* Start *

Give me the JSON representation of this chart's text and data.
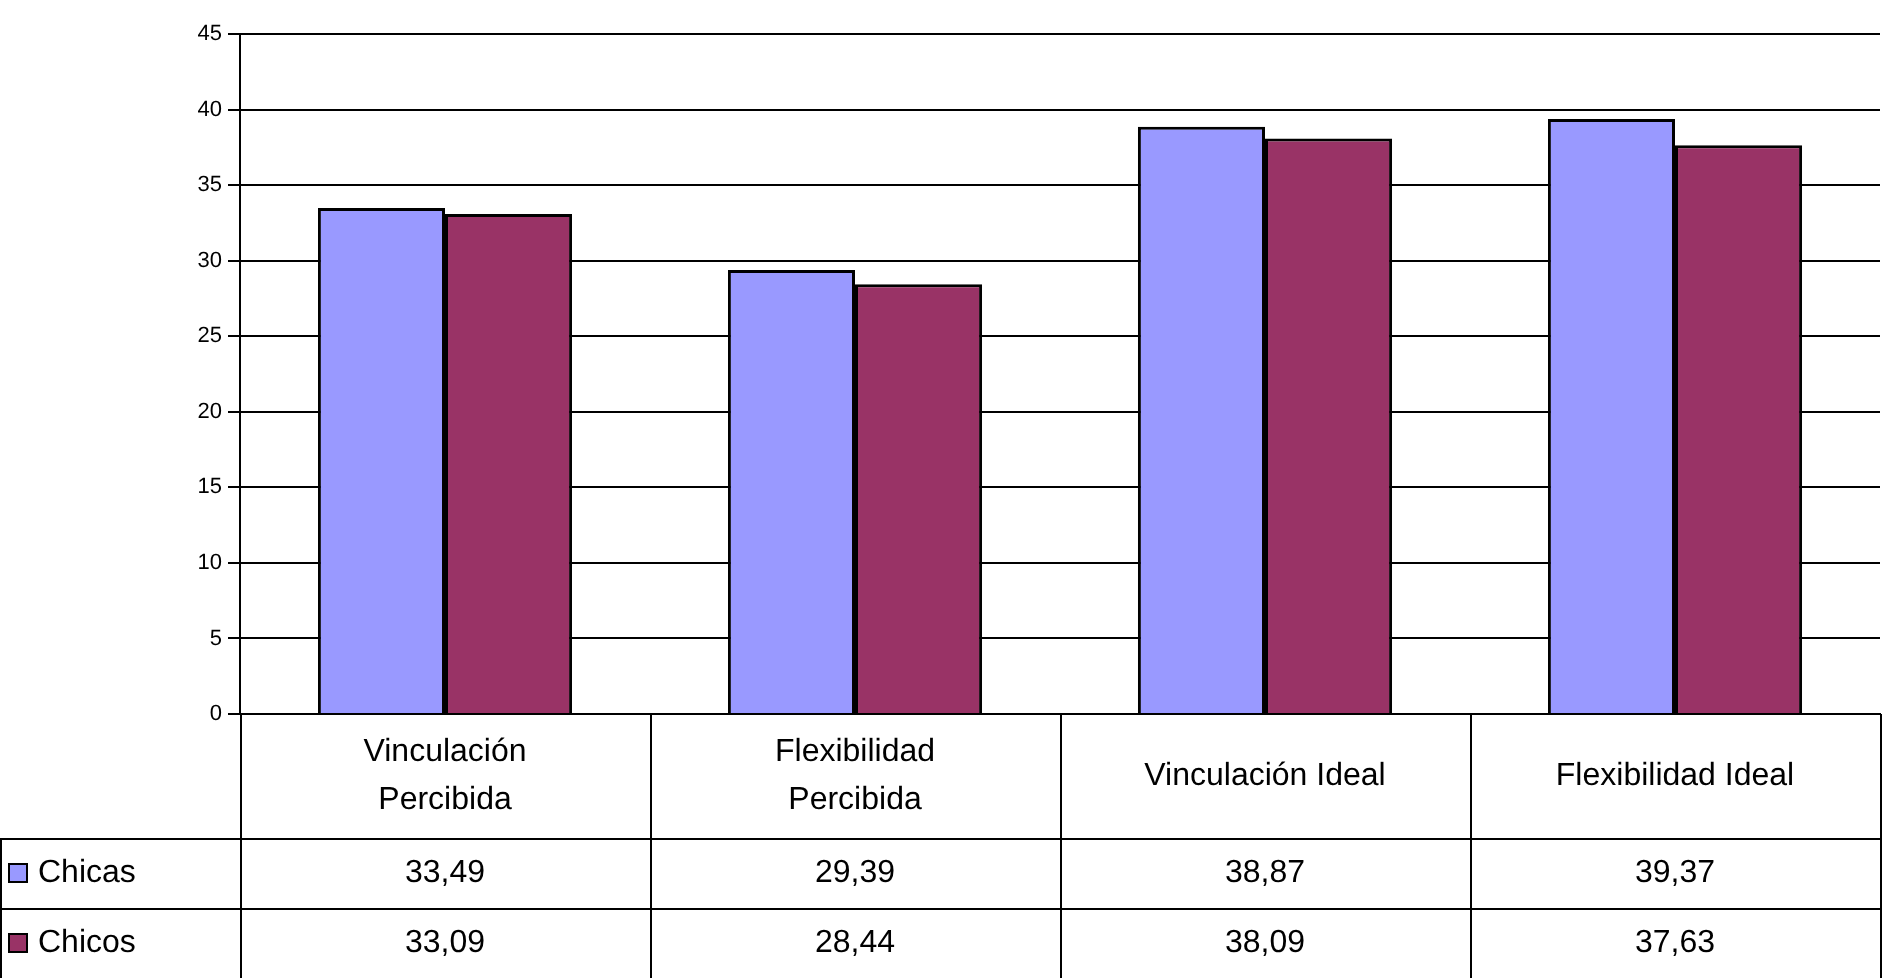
{
  "chart_data": {
    "type": "bar",
    "categories": [
      "Vinculación Percibida",
      "Flexibilidad Percibida",
      "Vinculación Ideal",
      "Flexibilidad Ideal"
    ],
    "series": [
      {
        "name": "Chicas",
        "color": "#9999ff",
        "values": [
          33.49,
          29.39,
          38.87,
          39.37
        ],
        "value_labels": [
          "33,49",
          "29,39",
          "38,87",
          "39,37"
        ]
      },
      {
        "name": "Chicos",
        "color": "#993366",
        "values": [
          33.09,
          28.44,
          38.09,
          37.63
        ],
        "value_labels": [
          "33,09",
          "28,44",
          "38,09",
          "37,63"
        ]
      }
    ],
    "ylim": [
      0,
      45
    ],
    "yticks": [
      0,
      5,
      10,
      15,
      20,
      25,
      30,
      35,
      40,
      45
    ],
    "grid": "y",
    "legend": "bottom left"
  }
}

* End *

**What to work on**
Leave out the pictures and copy every record above exactly.

**Correct result**
Give me the JSON representation of this chart's text and data.
{
  "chart_data": {
    "type": "bar",
    "categories": [
      "Vinculación Percibida",
      "Flexibilidad Percibida",
      "Vinculación Ideal",
      "Flexibilidad Ideal"
    ],
    "series": [
      {
        "name": "Chicas",
        "color": "#9999ff",
        "values": [
          33.49,
          29.39,
          38.87,
          39.37
        ],
        "value_labels": [
          "33,49",
          "29,39",
          "38,87",
          "39,37"
        ]
      },
      {
        "name": "Chicos",
        "color": "#993366",
        "values": [
          33.09,
          28.44,
          38.09,
          37.63
        ],
        "value_labels": [
          "33,09",
          "28,44",
          "38,09",
          "37,63"
        ]
      }
    ],
    "ylim": [
      0,
      45
    ],
    "yticks": [
      0,
      5,
      10,
      15,
      20,
      25,
      30,
      35,
      40,
      45
    ],
    "grid": "y",
    "legend": "bottom left"
  }
}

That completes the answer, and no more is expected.